◆ Your task ◆
Every line of the records that holds the word "name" should be copied out.

◆ Dataset entries ◆

»»

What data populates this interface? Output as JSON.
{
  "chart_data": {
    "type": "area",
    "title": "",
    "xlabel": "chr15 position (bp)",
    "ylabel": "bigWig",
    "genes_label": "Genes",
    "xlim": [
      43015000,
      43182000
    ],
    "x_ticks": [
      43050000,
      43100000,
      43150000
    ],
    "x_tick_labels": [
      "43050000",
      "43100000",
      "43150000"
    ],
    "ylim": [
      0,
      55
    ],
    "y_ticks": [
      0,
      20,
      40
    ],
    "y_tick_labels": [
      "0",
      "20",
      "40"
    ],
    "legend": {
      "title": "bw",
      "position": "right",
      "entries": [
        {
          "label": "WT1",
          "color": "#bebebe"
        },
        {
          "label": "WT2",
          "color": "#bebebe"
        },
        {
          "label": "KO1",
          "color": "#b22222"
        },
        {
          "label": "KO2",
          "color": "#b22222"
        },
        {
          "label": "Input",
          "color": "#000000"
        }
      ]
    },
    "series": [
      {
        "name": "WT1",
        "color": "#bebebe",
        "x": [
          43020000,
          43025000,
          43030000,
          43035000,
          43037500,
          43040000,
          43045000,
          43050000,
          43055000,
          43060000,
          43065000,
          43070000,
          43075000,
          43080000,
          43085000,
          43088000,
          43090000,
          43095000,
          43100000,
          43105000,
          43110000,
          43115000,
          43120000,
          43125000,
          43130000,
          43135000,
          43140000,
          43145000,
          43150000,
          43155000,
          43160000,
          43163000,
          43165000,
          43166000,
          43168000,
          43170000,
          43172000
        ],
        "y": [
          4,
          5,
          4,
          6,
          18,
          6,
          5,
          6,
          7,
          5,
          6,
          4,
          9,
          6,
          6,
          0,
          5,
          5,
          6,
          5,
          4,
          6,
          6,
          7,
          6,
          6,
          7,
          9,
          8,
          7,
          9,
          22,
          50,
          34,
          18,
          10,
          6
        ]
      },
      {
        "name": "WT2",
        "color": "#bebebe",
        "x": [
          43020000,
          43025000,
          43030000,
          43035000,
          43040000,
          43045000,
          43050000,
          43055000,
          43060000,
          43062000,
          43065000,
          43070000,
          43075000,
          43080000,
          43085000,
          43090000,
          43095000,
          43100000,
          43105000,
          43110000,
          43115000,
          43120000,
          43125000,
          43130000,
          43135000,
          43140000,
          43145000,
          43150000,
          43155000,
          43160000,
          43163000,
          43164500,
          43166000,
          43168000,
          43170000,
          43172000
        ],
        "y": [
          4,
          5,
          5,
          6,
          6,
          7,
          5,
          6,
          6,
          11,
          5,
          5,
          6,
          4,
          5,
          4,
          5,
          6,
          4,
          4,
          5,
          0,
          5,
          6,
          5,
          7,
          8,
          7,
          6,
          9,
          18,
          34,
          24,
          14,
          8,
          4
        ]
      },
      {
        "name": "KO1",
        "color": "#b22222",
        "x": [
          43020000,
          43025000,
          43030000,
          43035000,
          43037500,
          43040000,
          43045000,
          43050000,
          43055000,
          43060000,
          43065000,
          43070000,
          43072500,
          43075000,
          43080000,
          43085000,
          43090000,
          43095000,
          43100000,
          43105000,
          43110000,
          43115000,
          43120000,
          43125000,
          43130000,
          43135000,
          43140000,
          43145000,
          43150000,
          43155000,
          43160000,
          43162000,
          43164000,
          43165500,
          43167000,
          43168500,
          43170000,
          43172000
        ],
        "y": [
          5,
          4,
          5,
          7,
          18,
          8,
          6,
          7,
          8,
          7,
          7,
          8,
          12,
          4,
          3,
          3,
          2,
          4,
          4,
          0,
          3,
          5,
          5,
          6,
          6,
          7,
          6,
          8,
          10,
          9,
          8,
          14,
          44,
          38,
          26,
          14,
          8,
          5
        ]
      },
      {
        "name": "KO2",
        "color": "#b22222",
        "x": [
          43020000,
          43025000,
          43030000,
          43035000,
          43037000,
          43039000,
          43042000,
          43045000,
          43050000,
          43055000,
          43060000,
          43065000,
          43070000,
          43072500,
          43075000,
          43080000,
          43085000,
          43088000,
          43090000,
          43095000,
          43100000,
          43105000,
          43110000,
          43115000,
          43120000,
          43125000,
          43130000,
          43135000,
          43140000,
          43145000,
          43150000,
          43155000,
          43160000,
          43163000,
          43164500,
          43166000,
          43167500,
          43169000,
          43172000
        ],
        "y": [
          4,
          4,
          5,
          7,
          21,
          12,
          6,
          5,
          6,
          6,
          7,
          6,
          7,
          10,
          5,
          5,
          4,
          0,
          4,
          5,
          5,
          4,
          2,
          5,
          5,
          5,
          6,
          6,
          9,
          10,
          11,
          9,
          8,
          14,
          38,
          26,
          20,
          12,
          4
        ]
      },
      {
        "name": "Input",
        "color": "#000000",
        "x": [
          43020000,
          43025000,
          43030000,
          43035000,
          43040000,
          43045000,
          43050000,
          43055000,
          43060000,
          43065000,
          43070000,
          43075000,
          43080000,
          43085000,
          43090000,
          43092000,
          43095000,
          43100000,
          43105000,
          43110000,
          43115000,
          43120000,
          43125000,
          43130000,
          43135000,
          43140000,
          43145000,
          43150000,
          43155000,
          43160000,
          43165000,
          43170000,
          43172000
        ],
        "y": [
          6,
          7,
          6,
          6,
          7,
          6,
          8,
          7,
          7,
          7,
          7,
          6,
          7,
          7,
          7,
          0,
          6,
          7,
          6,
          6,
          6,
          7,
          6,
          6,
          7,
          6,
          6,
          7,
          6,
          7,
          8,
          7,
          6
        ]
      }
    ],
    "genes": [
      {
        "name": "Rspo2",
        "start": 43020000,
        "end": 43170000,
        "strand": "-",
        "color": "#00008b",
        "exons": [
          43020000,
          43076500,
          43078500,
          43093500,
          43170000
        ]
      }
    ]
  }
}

««
»»

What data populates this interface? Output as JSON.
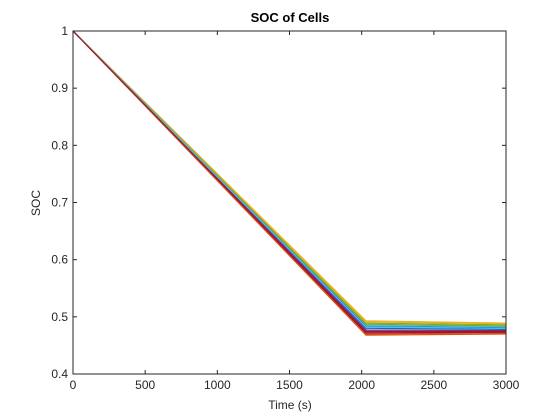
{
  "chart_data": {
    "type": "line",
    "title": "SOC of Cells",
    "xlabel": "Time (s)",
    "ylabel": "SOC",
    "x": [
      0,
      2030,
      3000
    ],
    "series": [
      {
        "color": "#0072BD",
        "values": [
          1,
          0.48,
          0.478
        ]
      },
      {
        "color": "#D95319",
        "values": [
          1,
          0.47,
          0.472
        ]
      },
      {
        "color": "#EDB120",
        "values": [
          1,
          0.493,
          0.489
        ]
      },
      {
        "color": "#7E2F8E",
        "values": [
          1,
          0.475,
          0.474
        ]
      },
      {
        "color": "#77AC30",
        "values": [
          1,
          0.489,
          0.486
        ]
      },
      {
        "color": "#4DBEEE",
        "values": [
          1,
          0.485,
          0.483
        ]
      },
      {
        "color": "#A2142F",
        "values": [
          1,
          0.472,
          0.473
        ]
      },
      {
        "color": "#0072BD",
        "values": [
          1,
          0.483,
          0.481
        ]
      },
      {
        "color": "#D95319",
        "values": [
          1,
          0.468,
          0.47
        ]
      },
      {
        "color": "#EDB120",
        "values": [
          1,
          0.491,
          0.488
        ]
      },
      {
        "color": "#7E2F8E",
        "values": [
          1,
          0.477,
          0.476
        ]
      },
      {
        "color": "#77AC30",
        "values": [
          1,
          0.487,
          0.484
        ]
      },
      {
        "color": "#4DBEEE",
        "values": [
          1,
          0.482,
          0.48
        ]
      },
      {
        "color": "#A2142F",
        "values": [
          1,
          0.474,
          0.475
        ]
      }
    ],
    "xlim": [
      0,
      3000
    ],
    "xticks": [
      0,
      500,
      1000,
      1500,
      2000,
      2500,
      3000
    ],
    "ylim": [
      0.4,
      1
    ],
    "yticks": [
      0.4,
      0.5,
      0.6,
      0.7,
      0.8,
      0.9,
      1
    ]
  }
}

««

◆ Exercise response ◆
        "name": "WT1",
        "name": "WT2",
        "name": "KO1",
        "name": "KO2",
        "name": "Input",
        "name": "Rspo2",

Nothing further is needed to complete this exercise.